* [課題 1] 本文のうち「図1は、実施の形態に係る」で始まる段落を、主要な事実を保ったまま短くまとめ直してください。

図2】自動運転装置の構成を説明するための図である。
図3】基本走行ステートマシンの模式図である。
図4】停止位置ステートマシンの模式図である。
図5】停止線に対応する停止位置ポテンシャルを説明するための図である。
図6】横断歩道と自車両の間の位置に停止位置ポテンシャルを生成する処理を説明するための図である。
図7】自動運転装置が実行する処理の一例を示すフローチャートである。
【発明を実施するための形態】
【0016】
[自動運転装置が実行する処理の概要]
図1は、実施の形態に係る自動運転装置が実行する処理の概要を説明するための図である。自動運転装置は、自車両に搭載されており、自車両の運転行動をポテンシャル場に基づいて決定する。

* [抽出データ]
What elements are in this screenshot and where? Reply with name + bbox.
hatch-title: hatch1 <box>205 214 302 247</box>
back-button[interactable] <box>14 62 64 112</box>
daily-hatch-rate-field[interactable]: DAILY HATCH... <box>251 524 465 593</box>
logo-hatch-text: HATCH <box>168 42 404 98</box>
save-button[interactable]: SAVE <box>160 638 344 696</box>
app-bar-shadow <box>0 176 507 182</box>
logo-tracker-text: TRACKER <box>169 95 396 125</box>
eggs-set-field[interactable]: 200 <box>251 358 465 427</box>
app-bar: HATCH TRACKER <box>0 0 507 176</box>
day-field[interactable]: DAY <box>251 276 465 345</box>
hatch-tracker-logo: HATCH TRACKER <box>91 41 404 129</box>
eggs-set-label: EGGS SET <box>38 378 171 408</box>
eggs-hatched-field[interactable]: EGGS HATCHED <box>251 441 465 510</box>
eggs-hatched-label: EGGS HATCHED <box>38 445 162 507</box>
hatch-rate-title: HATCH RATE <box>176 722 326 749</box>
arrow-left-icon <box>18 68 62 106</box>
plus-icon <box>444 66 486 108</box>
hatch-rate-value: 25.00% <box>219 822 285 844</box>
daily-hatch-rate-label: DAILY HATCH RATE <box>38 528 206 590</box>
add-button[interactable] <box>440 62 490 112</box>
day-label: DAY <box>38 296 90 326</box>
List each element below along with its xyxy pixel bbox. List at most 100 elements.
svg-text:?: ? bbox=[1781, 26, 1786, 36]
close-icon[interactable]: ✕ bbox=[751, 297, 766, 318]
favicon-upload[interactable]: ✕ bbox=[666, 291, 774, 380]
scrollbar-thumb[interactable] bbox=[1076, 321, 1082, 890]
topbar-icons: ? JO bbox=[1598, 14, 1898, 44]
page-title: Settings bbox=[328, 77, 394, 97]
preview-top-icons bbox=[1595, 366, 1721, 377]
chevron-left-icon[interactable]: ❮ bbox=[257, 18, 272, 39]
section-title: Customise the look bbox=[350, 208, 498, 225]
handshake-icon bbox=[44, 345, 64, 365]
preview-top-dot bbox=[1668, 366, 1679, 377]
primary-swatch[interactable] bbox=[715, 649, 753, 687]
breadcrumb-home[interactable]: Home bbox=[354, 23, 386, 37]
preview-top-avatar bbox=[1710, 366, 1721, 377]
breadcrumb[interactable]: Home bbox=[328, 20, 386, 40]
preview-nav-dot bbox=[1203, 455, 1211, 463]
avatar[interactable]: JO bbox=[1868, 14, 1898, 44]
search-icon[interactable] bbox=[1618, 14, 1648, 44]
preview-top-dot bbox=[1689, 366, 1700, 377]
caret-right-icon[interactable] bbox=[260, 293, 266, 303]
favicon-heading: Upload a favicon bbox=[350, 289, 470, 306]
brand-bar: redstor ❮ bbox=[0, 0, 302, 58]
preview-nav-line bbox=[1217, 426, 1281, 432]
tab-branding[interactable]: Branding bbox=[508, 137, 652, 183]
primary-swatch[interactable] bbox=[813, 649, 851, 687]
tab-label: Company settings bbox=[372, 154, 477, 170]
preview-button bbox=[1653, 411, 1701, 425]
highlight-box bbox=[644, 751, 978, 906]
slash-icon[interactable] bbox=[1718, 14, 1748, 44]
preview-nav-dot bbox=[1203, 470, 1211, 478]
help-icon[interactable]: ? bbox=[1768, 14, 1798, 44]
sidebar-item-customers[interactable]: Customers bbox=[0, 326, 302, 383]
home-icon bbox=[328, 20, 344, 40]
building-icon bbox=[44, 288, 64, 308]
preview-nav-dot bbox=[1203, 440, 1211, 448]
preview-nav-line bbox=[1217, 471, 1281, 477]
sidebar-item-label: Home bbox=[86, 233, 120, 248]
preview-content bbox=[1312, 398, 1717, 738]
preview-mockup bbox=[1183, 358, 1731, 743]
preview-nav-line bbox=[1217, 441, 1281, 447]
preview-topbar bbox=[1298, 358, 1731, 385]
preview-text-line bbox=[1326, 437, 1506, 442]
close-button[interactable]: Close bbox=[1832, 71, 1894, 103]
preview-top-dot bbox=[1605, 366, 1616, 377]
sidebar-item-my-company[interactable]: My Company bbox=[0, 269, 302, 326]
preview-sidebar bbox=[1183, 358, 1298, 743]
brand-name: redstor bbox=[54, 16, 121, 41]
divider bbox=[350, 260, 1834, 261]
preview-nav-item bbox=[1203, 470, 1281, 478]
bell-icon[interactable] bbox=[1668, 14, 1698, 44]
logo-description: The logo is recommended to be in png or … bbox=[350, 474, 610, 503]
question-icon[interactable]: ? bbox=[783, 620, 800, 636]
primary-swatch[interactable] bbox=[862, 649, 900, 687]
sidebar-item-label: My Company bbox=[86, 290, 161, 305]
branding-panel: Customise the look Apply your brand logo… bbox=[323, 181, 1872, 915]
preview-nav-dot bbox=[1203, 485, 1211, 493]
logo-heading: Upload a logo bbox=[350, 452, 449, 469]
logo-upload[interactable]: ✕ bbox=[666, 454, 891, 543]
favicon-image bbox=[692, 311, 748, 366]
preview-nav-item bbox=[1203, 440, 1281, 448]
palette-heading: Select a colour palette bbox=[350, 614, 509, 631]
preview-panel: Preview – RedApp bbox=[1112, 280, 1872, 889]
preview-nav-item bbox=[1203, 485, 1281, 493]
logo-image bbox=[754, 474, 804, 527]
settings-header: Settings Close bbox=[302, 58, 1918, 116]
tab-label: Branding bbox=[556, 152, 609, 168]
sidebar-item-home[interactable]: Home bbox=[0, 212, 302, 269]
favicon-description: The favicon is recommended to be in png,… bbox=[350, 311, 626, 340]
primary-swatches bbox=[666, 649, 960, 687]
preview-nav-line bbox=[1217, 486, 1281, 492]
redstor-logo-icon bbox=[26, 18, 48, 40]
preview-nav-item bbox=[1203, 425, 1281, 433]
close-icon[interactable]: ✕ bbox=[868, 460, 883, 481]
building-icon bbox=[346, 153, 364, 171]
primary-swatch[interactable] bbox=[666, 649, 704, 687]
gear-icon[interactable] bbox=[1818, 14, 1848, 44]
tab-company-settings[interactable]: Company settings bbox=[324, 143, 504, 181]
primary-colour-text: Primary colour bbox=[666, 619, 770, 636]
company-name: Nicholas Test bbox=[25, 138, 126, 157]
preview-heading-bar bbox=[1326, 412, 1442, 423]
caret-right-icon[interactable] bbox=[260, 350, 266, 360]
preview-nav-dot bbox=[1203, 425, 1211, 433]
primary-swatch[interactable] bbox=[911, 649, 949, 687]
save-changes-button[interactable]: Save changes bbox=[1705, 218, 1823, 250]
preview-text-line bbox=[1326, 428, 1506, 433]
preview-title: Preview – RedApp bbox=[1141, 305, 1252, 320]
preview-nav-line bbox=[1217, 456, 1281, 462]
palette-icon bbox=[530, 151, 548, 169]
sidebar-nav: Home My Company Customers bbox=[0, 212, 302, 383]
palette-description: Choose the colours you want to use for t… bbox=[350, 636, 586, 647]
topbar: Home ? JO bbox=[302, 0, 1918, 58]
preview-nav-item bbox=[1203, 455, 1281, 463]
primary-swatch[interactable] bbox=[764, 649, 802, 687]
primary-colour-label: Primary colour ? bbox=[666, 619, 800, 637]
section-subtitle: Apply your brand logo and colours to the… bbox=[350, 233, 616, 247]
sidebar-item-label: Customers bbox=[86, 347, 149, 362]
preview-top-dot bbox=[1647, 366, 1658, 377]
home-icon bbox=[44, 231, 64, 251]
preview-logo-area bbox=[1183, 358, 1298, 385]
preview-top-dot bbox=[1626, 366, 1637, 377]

* [課題 2] リストの中で「text」という文字列を含む行はいくつあるか数え、その数だけを答えてください。

* [解答 1] 図1は、実施形態の自動運転装置による処理の概要を示す図である。この装置は自車両に搭載され、ポテンシャル場に基づいて自車両の運転行動を決定する。

* [解答 2] 6